▶ [Task directions]: Write out the entries verbatim and leave the images out of the copy.

▶ [Records to process]:

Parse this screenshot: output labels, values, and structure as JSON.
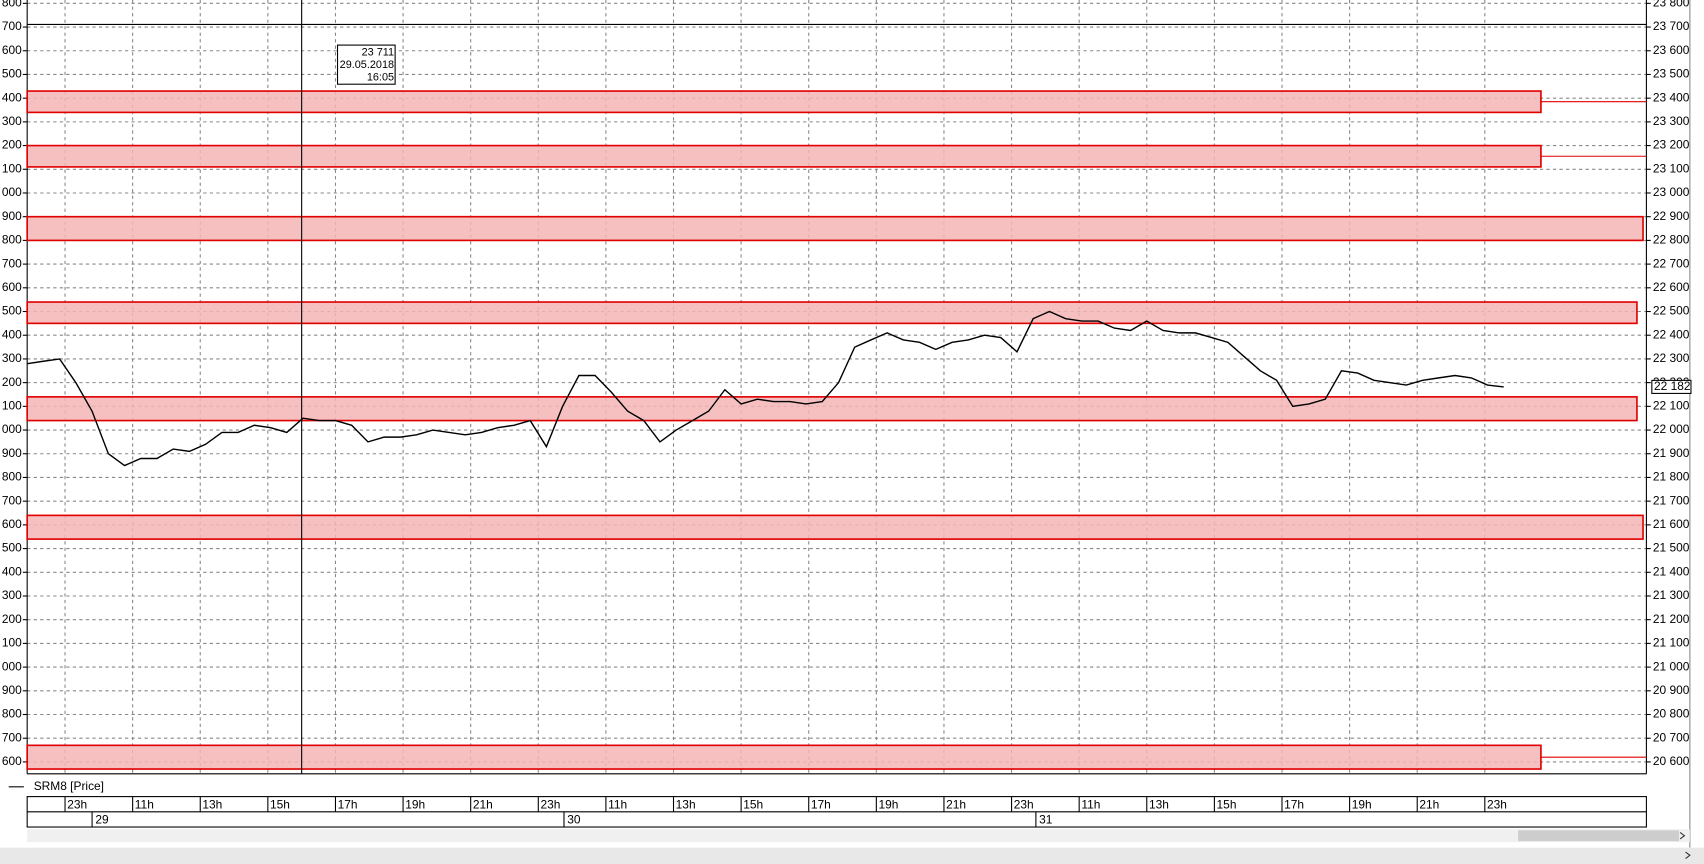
{
  "chart_data": {
    "type": "line",
    "legend": "SRM8 [Price]",
    "series": [
      {
        "name": "SRM8 [Price]",
        "color": "#000000",
        "x": [
          -0.56,
          -0.32,
          -0.08,
          0.16,
          0.4,
          0.64,
          0.88,
          1.12,
          1.36,
          1.6,
          1.84,
          2.08,
          2.32,
          2.56,
          2.8,
          3.04,
          3.28,
          3.52,
          3.76,
          4.0,
          4.24,
          4.48,
          4.72,
          4.96,
          5.2,
          5.44,
          5.68,
          5.92,
          6.16,
          6.4,
          6.64,
          6.88,
          7.12,
          7.36,
          7.6,
          7.84,
          8.08,
          8.32,
          8.56,
          8.8,
          9.04,
          9.28,
          9.52,
          9.76,
          10.0,
          10.24,
          10.48,
          10.72,
          10.96,
          11.2,
          11.44,
          11.68,
          11.92,
          12.16,
          12.4,
          12.64,
          12.88,
          13.12,
          13.36,
          13.6,
          13.84,
          14.08,
          14.32,
          14.56,
          14.8,
          15.04,
          15.28,
          15.52,
          15.76,
          16.0,
          16.24,
          16.48,
          16.72,
          16.96,
          17.2,
          17.44,
          17.68,
          17.92,
          18.16,
          18.4,
          18.64,
          18.88,
          19.12,
          19.36,
          19.6,
          19.84,
          20.08,
          20.32,
          20.56,
          20.8,
          21.04,
          21.28
        ],
        "values": [
          22280,
          22290,
          22300,
          22200,
          22080,
          21900,
          21850,
          21880,
          21880,
          21920,
          21910,
          21940,
          21990,
          21990,
          22020,
          22010,
          21990,
          22050,
          22040,
          22040,
          22020,
          21950,
          21970,
          21970,
          21980,
          22000,
          21990,
          21980,
          21990,
          22010,
          22020,
          22040,
          21930,
          22100,
          22230,
          22230,
          22160,
          22080,
          22040,
          21950,
          22000,
          22040,
          22080,
          22170,
          22110,
          22130,
          22120,
          22120,
          22110,
          22120,
          22200,
          22350,
          22380,
          22410,
          22380,
          22370,
          22340,
          22370,
          22380,
          22400,
          22390,
          22330,
          22470,
          22500,
          22470,
          22460,
          22460,
          22430,
          22420,
          22460,
          22420,
          22410,
          22410,
          22390,
          22370,
          22310,
          22250,
          22210,
          22100,
          22110,
          22130,
          22250,
          22240,
          22210,
          22200,
          22190,
          22210,
          22220,
          22230,
          22220,
          22190,
          22182
        ]
      }
    ],
    "last_price": {
      "value": 22182,
      "label": "22 182"
    },
    "zones": [
      {
        "low": 23340,
        "high": 23430,
        "end": 21.83
      },
      {
        "low": 23110,
        "high": 23200,
        "end": 21.83
      },
      {
        "low": 22800,
        "high": 22900,
        "end": 23.34
      },
      {
        "low": 22450,
        "high": 22540,
        "end": 23.25
      },
      {
        "low": 22040,
        "high": 22140,
        "end": 23.25
      },
      {
        "low": 21540,
        "high": 21640,
        "end": 23.34
      },
      {
        "low": 20570,
        "high": 20670,
        "end": 21.83
      }
    ],
    "zone_fill": "#f5b5b5",
    "zone_stroke": "#e00000",
    "crosshair": {
      "x": 3.5,
      "y": 23711,
      "labels": [
        "23 711",
        "29.05.2018",
        "16:05"
      ]
    },
    "xlim": [
      -0.56,
      23.39
    ],
    "xticks": [
      {
        "value": 0,
        "label": "23h"
      },
      {
        "value": 1,
        "label": "11h"
      },
      {
        "value": 2,
        "label": "13h"
      },
      {
        "value": 3,
        "label": "15h"
      },
      {
        "value": 4,
        "label": "17h"
      },
      {
        "value": 5,
        "label": "19h"
      },
      {
        "value": 6,
        "label": "21h"
      },
      {
        "value": 7,
        "label": "23h"
      },
      {
        "value": 8,
        "label": "11h"
      },
      {
        "value": 9,
        "label": "13h"
      },
      {
        "value": 10,
        "label": "15h"
      },
      {
        "value": 11,
        "label": "17h"
      },
      {
        "value": 12,
        "label": "19h"
      },
      {
        "value": 13,
        "label": "21h"
      },
      {
        "value": 14,
        "label": "23h"
      },
      {
        "value": 15,
        "label": "11h"
      },
      {
        "value": 16,
        "label": "13h"
      },
      {
        "value": 17,
        "label": "15h"
      },
      {
        "value": 18,
        "label": "17h"
      },
      {
        "value": 19,
        "label": "19h"
      },
      {
        "value": 20,
        "label": "21h"
      },
      {
        "value": 21,
        "label": "23h"
      }
    ],
    "day_ticks": [
      {
        "value": 0.4,
        "label": "29"
      },
      {
        "value": 7.38,
        "label": "30"
      },
      {
        "value": 14.36,
        "label": "31"
      }
    ],
    "ylim": [
      20550,
      23814
    ],
    "yticks": [
      {
        "value": 20600,
        "label": "20 600"
      },
      {
        "value": 20700,
        "label": "20 700"
      },
      {
        "value": 20800,
        "label": "20 800"
      },
      {
        "value": 20900,
        "label": "20 900"
      },
      {
        "value": 21000,
        "label": "21 000"
      },
      {
        "value": 21100,
        "label": "21 100"
      },
      {
        "value": 21200,
        "label": "21 200"
      },
      {
        "value": 21300,
        "label": "21 300"
      },
      {
        "value": 21400,
        "label": "21 400"
      },
      {
        "value": 21500,
        "label": "21 500"
      },
      {
        "value": 21600,
        "label": "21 600"
      },
      {
        "value": 21700,
        "label": "21 700"
      },
      {
        "value": 21800,
        "label": "21 800"
      },
      {
        "value": 21900,
        "label": "21 900"
      },
      {
        "value": 22000,
        "label": "22 000"
      },
      {
        "value": 22100,
        "label": "22 100"
      },
      {
        "value": 22200,
        "label": "22 200"
      },
      {
        "value": 22300,
        "label": "22 300"
      },
      {
        "value": 22400,
        "label": "22 400"
      },
      {
        "value": 22500,
        "label": "22 500"
      },
      {
        "value": 22600,
        "label": "22 600"
      },
      {
        "value": 22700,
        "label": "22 700"
      },
      {
        "value": 22800,
        "label": "22 800"
      },
      {
        "value": 22900,
        "label": "22 900"
      },
      {
        "value": 23000,
        "label": "23 000"
      },
      {
        "value": 23100,
        "label": "23 100"
      },
      {
        "value": 23200,
        "label": "23 200"
      },
      {
        "value": 23300,
        "label": "23 300"
      },
      {
        "value": 23400,
        "label": "23 400"
      },
      {
        "value": 23500,
        "label": "23 500"
      },
      {
        "value": 23600,
        "label": "23 600"
      },
      {
        "value": 23700,
        "label": "23 700"
      },
      {
        "value": 23800,
        "label": "23 800"
      }
    ],
    "grid": true
  }
}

▶ [The answer]:
Parse this screenshot: output labels, values, and structure as JSON.
{
  "chart_data": {
    "type": "line",
    "legend": "SRM8 [Price]",
    "series": [
      {
        "name": "SRM8 [Price]",
        "color": "#000000",
        "x": [
          -0.56,
          -0.32,
          -0.08,
          0.16,
          0.4,
          0.64,
          0.88,
          1.12,
          1.36,
          1.6,
          1.84,
          2.08,
          2.32,
          2.56,
          2.8,
          3.04,
          3.28,
          3.52,
          3.76,
          4.0,
          4.24,
          4.48,
          4.72,
          4.96,
          5.2,
          5.44,
          5.68,
          5.92,
          6.16,
          6.4,
          6.64,
          6.88,
          7.12,
          7.36,
          7.6,
          7.84,
          8.08,
          8.32,
          8.56,
          8.8,
          9.04,
          9.28,
          9.52,
          9.76,
          10.0,
          10.24,
          10.48,
          10.72,
          10.96,
          11.2,
          11.44,
          11.68,
          11.92,
          12.16,
          12.4,
          12.64,
          12.88,
          13.12,
          13.36,
          13.6,
          13.84,
          14.08,
          14.32,
          14.56,
          14.8,
          15.04,
          15.28,
          15.52,
          15.76,
          16.0,
          16.24,
          16.48,
          16.72,
          16.96,
          17.2,
          17.44,
          17.68,
          17.92,
          18.16,
          18.4,
          18.64,
          18.88,
          19.12,
          19.36,
          19.6,
          19.84,
          20.08,
          20.32,
          20.56,
          20.8,
          21.04,
          21.28
        ],
        "values": [
          22280,
          22290,
          22300,
          22200,
          22080,
          21900,
          21850,
          21880,
          21880,
          21920,
          21910,
          21940,
          21990,
          21990,
          22020,
          22010,
          21990,
          22050,
          22040,
          22040,
          22020,
          21950,
          21970,
          21970,
          21980,
          22000,
          21990,
          21980,
          21990,
          22010,
          22020,
          22040,
          21930,
          22100,
          22230,
          22230,
          22160,
          22080,
          22040,
          21950,
          22000,
          22040,
          22080,
          22170,
          22110,
          22130,
          22120,
          22120,
          22110,
          22120,
          22200,
          22350,
          22380,
          22410,
          22380,
          22370,
          22340,
          22370,
          22380,
          22400,
          22390,
          22330,
          22470,
          22500,
          22470,
          22460,
          22460,
          22430,
          22420,
          22460,
          22420,
          22410,
          22410,
          22390,
          22370,
          22310,
          22250,
          22210,
          22100,
          22110,
          22130,
          22250,
          22240,
          22210,
          22200,
          22190,
          22210,
          22220,
          22230,
          22220,
          22190,
          22182
        ]
      }
    ],
    "last_price": {
      "value": 22182,
      "label": "22 182"
    },
    "zones": [
      {
        "low": 23340,
        "high": 23430,
        "end": 21.83
      },
      {
        "low": 23110,
        "high": 23200,
        "end": 21.83
      },
      {
        "low": 22800,
        "high": 22900,
        "end": 23.34
      },
      {
        "low": 22450,
        "high": 22540,
        "end": 23.25
      },
      {
        "low": 22040,
        "high": 22140,
        "end": 23.25
      },
      {
        "low": 21540,
        "high": 21640,
        "end": 23.34
      },
      {
        "low": 20570,
        "high": 20670,
        "end": 21.83
      }
    ],
    "zone_fill": "#f5b5b5",
    "zone_stroke": "#e00000",
    "crosshair": {
      "x": 3.5,
      "y": 23711,
      "labels": [
        "23 711",
        "29.05.2018",
        "16:05"
      ]
    },
    "xlim": [
      -0.56,
      23.39
    ],
    "xticks": [
      {
        "value": 0,
        "label": "23h"
      },
      {
        "value": 1,
        "label": "11h"
      },
      {
        "value": 2,
        "label": "13h"
      },
      {
        "value": 3,
        "label": "15h"
      },
      {
        "value": 4,
        "label": "17h"
      },
      {
        "value": 5,
        "label": "19h"
      },
      {
        "value": 6,
        "label": "21h"
      },
      {
        "value": 7,
        "label": "23h"
      },
      {
        "value": 8,
        "label": "11h"
      },
      {
        "value": 9,
        "label": "13h"
      },
      {
        "value": 10,
        "label": "15h"
      },
      {
        "value": 11,
        "label": "17h"
      },
      {
        "value": 12,
        "label": "19h"
      },
      {
        "value": 13,
        "label": "21h"
      },
      {
        "value": 14,
        "label": "23h"
      },
      {
        "value": 15,
        "label": "11h"
      },
      {
        "value": 16,
        "label": "13h"
      },
      {
        "value": 17,
        "label": "15h"
      },
      {
        "value": 18,
        "label": "17h"
      },
      {
        "value": 19,
        "label": "19h"
      },
      {
        "value": 20,
        "label": "21h"
      },
      {
        "value": 21,
        "label": "23h"
      }
    ],
    "day_ticks": [
      {
        "value": 0.4,
        "label": "29"
      },
      {
        "value": 7.38,
        "label": "30"
      },
      {
        "value": 14.36,
        "label": "31"
      }
    ],
    "ylim": [
      20550,
      23814
    ],
    "yticks": [
      {
        "value": 20600,
        "label": "20 600"
      },
      {
        "value": 20700,
        "label": "20 700"
      },
      {
        "value": 20800,
        "label": "20 800"
      },
      {
        "value": 20900,
        "label": "20 900"
      },
      {
        "value": 21000,
        "label": "21 000"
      },
      {
        "value": 21100,
        "label": "21 100"
      },
      {
        "value": 21200,
        "label": "21 200"
      },
      {
        "value": 21300,
        "label": "21 300"
      },
      {
        "value": 21400,
        "label": "21 400"
      },
      {
        "value": 21500,
        "label": "21 500"
      },
      {
        "value": 21600,
        "label": "21 600"
      },
      {
        "value": 21700,
        "label": "21 700"
      },
      {
        "value": 21800,
        "label": "21 800"
      },
      {
        "value": 21900,
        "label": "21 900"
      },
      {
        "value": 22000,
        "label": "22 000"
      },
      {
        "value": 22100,
        "label": "22 100"
      },
      {
        "value": 22200,
        "label": "22 200"
      },
      {
        "value": 22300,
        "label": "22 300"
      },
      {
        "value": 22400,
        "label": "22 400"
      },
      {
        "value": 22500,
        "label": "22 500"
      },
      {
        "value": 22600,
        "label": "22 600"
      },
      {
        "value": 22700,
        "label": "22 700"
      },
      {
        "value": 22800,
        "label": "22 800"
      },
      {
        "value": 22900,
        "label": "22 900"
      },
      {
        "value": 23000,
        "label": "23 000"
      },
      {
        "value": 23100,
        "label": "23 100"
      },
      {
        "value": 23200,
        "label": "23 200"
      },
      {
        "value": 23300,
        "label": "23 300"
      },
      {
        "value": 23400,
        "label": "23 400"
      },
      {
        "value": 23500,
        "label": "23 500"
      },
      {
        "value": 23600,
        "label": "23 600"
      },
      {
        "value": 23700,
        "label": "23 700"
      },
      {
        "value": 23800,
        "label": "23 800"
      }
    ],
    "grid": true
  }
}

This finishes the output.